**DATA FOR THIS EXERCISE:**
==========

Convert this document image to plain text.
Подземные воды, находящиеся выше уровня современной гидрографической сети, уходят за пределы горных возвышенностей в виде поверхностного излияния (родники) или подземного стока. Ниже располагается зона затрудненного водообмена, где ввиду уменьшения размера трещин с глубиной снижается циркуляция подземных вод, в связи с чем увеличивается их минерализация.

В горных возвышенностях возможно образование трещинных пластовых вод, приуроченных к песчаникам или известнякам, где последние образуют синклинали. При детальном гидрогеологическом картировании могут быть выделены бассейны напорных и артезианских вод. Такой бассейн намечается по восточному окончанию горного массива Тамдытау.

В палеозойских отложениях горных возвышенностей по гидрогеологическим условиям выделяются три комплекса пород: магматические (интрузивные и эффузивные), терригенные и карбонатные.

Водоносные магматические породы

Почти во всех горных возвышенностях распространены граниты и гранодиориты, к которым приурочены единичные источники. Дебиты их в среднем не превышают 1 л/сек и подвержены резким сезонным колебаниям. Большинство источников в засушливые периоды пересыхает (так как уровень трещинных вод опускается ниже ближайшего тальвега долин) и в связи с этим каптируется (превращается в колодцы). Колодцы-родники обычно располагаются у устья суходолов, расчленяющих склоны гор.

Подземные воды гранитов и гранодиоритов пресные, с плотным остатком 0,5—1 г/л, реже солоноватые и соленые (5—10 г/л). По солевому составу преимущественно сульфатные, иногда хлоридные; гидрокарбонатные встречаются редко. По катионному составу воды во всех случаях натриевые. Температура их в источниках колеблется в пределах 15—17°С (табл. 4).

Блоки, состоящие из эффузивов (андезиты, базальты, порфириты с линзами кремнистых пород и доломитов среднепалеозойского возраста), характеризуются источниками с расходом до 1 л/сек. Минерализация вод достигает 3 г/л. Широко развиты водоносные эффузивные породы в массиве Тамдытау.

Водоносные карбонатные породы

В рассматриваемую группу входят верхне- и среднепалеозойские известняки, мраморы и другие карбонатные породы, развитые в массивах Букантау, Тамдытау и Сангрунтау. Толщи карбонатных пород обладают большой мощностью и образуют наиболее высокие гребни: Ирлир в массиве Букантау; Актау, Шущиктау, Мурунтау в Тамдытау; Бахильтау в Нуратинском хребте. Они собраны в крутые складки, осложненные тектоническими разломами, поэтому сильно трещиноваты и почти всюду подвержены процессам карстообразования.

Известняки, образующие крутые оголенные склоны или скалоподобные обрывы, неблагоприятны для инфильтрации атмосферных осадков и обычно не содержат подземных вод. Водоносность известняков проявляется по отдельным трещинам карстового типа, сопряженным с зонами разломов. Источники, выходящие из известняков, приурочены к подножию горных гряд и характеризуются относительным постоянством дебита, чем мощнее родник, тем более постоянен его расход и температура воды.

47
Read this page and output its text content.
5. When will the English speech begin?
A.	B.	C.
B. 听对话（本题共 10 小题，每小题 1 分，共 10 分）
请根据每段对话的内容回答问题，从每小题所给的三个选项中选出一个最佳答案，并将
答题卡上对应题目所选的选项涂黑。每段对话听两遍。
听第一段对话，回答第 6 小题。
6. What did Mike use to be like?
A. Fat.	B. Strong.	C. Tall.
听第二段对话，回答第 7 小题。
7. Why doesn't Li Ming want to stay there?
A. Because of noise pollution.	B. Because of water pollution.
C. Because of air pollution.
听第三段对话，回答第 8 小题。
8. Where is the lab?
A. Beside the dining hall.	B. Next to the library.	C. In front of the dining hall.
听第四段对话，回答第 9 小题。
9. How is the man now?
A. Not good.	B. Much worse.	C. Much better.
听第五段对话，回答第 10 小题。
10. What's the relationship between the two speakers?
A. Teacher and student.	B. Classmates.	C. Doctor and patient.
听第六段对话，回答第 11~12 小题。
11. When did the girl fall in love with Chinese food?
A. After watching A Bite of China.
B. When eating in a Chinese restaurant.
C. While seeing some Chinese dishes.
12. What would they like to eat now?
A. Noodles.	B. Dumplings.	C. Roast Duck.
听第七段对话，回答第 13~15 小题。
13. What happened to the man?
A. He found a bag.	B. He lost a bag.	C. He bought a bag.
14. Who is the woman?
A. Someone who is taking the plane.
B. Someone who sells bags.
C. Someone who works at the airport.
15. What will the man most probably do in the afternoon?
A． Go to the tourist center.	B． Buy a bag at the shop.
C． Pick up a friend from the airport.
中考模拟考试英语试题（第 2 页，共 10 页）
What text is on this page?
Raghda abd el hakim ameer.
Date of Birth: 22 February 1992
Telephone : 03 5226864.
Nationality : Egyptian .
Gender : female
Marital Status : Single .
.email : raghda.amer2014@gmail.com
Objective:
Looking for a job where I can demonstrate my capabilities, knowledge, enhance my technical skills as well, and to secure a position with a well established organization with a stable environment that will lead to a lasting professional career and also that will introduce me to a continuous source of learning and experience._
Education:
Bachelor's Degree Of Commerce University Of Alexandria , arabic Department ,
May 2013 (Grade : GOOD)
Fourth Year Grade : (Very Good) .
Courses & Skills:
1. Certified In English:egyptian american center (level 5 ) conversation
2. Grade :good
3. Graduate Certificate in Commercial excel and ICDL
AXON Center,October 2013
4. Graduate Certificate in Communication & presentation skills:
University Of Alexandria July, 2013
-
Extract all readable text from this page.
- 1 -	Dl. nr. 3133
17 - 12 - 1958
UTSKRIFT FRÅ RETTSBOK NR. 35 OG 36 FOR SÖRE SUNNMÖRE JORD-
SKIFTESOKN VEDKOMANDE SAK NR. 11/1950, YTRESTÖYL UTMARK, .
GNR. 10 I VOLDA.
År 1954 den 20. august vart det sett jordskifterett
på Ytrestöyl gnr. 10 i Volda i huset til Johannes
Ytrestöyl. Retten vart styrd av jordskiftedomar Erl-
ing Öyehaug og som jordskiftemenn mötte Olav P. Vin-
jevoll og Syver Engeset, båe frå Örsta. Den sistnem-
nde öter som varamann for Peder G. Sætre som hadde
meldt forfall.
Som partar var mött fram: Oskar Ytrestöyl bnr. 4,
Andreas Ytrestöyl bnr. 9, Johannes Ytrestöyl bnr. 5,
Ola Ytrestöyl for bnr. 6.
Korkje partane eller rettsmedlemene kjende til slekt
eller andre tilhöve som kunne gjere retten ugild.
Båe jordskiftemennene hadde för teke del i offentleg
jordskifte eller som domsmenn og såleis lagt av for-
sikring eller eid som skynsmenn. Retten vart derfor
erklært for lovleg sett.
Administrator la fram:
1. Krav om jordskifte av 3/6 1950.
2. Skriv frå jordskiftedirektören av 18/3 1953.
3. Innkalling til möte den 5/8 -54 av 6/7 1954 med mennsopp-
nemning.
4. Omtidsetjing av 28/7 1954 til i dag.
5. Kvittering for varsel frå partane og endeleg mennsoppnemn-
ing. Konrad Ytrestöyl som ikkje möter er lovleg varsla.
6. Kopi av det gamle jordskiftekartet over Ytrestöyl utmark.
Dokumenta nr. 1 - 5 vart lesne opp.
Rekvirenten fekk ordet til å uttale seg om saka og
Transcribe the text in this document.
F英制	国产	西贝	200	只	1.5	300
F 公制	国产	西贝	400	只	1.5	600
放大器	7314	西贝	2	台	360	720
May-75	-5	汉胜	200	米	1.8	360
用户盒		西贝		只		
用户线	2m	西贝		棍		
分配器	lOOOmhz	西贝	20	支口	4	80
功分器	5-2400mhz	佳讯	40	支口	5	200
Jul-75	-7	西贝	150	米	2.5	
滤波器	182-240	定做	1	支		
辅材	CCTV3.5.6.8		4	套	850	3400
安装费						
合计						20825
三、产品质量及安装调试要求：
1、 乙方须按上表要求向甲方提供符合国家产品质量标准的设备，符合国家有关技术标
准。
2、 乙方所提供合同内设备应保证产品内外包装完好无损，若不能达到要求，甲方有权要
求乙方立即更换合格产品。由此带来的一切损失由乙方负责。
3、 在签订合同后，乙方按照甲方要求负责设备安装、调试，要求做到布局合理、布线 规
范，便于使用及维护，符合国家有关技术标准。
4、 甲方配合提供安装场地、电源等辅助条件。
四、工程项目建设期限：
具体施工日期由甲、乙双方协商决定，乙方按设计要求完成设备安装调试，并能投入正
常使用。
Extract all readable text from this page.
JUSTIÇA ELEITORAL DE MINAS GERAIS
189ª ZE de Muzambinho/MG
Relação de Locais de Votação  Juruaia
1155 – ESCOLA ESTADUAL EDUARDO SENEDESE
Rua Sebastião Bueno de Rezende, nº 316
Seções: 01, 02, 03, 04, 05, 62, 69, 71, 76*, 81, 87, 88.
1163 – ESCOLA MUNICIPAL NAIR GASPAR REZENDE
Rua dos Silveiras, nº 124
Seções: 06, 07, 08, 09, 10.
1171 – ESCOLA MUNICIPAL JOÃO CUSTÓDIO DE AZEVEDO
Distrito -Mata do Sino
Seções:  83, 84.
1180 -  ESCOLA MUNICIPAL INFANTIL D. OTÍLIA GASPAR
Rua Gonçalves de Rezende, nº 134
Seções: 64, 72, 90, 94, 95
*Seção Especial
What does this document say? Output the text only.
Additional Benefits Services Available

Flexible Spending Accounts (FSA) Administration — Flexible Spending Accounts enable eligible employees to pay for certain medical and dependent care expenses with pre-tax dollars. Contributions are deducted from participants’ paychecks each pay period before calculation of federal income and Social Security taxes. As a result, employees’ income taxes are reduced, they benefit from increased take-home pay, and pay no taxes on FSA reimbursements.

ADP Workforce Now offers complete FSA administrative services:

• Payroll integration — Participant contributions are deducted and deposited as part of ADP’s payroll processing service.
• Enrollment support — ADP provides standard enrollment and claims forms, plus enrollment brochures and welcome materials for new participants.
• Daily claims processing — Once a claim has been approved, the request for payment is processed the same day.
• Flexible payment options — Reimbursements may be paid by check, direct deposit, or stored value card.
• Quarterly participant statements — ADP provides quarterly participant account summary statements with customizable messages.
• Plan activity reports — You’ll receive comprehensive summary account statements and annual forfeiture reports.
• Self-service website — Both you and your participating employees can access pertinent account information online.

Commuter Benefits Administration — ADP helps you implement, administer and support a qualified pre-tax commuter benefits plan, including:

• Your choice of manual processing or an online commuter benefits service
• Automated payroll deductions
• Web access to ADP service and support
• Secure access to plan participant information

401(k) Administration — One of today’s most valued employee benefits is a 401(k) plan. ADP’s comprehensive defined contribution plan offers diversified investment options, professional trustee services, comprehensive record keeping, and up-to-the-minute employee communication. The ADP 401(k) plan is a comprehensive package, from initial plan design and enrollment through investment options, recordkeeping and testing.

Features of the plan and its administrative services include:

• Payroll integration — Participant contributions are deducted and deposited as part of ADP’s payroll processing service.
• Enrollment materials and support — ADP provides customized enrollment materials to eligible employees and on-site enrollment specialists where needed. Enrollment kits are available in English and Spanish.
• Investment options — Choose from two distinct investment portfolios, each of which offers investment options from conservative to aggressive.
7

==========

**GOAL:** Each line that has the word "Graduate" counts once. How many such lines are in the data? Give the number alone.

**OUTPUT BELOW:** 2